Data provided:
Segment Open
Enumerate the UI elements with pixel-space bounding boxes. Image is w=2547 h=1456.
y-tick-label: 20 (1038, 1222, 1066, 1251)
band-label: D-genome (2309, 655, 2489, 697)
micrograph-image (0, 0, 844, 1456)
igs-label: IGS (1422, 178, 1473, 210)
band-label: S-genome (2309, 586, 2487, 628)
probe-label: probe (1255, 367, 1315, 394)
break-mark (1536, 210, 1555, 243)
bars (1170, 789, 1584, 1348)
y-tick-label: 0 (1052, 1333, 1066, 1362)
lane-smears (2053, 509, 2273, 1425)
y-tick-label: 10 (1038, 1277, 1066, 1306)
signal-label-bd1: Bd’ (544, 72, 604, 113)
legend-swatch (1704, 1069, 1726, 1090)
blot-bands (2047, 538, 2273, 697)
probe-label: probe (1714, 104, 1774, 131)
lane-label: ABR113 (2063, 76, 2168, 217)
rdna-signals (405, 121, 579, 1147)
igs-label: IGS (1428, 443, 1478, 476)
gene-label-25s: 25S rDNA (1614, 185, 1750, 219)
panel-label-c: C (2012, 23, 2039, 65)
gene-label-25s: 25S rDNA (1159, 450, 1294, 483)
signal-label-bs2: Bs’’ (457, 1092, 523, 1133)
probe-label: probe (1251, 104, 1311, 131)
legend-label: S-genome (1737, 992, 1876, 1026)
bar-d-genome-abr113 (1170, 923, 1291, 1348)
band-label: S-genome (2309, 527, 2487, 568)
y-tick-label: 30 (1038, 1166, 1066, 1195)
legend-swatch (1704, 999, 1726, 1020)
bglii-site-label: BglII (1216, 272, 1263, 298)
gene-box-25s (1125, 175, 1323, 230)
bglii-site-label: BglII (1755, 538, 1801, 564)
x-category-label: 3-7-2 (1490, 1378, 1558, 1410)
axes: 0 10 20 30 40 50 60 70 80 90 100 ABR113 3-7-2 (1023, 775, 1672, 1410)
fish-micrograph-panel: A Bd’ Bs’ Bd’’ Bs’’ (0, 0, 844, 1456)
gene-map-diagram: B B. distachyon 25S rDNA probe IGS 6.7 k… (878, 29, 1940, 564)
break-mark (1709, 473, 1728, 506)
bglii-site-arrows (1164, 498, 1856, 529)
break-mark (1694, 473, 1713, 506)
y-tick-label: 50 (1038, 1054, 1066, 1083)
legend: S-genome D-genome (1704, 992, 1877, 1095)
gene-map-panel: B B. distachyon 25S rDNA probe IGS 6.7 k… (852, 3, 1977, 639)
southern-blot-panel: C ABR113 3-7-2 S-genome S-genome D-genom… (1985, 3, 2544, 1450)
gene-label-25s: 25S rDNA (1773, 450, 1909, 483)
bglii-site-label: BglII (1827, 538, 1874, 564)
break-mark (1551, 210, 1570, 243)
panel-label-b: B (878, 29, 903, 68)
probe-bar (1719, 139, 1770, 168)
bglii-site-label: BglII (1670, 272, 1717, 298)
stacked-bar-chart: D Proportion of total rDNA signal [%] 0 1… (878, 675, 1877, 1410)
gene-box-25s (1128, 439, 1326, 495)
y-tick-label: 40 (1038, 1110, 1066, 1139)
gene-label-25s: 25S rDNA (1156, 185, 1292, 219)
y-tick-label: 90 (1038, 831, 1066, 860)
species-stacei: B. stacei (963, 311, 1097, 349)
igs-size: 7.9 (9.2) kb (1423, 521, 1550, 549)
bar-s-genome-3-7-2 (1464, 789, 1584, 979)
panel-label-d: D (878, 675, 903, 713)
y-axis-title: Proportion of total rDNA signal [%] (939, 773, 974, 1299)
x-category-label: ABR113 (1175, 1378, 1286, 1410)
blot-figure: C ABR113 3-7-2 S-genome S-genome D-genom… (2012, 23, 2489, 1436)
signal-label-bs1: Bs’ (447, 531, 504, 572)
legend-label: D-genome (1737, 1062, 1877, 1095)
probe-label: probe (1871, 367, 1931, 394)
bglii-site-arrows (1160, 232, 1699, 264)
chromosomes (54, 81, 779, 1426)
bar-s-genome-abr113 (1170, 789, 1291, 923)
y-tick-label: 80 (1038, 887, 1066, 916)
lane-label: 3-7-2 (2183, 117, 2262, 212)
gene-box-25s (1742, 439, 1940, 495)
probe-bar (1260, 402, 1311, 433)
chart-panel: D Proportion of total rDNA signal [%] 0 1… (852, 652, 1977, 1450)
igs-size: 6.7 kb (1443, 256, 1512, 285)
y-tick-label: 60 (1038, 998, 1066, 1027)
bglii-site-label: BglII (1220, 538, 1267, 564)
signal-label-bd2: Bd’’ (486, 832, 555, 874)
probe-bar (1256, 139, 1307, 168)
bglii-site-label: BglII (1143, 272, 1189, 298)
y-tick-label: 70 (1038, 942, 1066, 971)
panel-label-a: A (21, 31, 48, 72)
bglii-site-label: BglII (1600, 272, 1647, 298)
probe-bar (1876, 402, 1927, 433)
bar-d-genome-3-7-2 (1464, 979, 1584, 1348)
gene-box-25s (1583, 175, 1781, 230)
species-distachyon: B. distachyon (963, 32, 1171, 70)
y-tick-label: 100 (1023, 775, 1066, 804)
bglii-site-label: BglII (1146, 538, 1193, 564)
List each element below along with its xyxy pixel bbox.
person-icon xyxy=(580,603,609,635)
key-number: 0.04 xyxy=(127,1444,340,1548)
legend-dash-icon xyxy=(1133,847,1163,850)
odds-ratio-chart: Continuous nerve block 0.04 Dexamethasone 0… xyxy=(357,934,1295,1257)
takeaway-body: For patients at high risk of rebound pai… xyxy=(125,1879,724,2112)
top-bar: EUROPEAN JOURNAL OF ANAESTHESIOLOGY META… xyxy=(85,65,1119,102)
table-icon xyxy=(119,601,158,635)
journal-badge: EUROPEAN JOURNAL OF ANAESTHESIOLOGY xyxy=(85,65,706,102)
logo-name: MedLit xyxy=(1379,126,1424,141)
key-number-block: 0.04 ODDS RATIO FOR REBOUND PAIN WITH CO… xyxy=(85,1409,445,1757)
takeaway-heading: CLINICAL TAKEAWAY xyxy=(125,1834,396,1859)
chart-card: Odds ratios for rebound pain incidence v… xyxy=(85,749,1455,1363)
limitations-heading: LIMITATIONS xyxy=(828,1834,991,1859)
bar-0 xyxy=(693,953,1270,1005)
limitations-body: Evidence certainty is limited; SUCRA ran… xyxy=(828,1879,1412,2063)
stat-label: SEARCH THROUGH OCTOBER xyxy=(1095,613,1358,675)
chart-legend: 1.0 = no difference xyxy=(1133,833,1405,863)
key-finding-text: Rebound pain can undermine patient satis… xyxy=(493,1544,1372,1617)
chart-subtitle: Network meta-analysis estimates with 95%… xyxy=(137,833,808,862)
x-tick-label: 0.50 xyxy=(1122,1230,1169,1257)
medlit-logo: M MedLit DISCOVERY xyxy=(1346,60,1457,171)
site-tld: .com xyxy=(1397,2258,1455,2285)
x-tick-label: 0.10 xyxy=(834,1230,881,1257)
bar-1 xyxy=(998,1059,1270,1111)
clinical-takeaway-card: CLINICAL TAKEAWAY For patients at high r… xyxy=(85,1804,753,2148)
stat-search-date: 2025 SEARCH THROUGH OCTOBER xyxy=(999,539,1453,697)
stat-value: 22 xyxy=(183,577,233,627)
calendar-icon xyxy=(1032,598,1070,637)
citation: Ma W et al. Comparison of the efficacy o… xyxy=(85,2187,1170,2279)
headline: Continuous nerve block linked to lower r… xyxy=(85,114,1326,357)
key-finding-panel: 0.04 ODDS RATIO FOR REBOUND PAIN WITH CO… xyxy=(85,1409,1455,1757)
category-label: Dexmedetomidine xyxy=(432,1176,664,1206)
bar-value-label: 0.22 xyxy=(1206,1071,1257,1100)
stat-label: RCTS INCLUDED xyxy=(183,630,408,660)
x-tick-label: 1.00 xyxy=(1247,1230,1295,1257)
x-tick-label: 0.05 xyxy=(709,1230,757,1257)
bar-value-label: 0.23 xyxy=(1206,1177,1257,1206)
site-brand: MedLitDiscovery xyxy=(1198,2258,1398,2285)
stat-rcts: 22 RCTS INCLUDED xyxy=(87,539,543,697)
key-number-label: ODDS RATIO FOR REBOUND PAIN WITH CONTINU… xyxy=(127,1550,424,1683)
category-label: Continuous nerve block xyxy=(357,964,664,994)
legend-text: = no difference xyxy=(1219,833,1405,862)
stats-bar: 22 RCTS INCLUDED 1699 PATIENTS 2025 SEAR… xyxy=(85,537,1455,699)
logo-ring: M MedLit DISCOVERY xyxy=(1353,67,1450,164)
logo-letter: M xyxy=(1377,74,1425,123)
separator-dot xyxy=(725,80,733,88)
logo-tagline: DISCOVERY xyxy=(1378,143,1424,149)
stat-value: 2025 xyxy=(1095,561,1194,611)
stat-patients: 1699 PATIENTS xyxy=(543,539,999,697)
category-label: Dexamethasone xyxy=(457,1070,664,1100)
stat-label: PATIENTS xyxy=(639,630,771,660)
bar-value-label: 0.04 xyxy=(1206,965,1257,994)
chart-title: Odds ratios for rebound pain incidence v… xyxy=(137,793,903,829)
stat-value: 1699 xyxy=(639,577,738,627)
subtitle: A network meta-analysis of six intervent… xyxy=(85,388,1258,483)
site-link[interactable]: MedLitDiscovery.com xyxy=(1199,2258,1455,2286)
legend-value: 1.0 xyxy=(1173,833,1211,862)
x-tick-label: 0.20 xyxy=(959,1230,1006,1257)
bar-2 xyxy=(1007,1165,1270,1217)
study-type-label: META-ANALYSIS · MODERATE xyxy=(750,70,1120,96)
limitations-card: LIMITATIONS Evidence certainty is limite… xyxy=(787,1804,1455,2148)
Segment Closed
Required work: Go through the listing above, and whenever a line holds the word "blot", copy it.

Result below:
blot-bands (2047, 538, 2273, 697)
southern-blot-panel: C ABR113 3-7-2 S-genome S-genome D-genom… (1985, 3, 2544, 1450)
blot-figure: C ABR113 3-7-2 S-genome S-genome D-genom… (2012, 23, 2489, 1436)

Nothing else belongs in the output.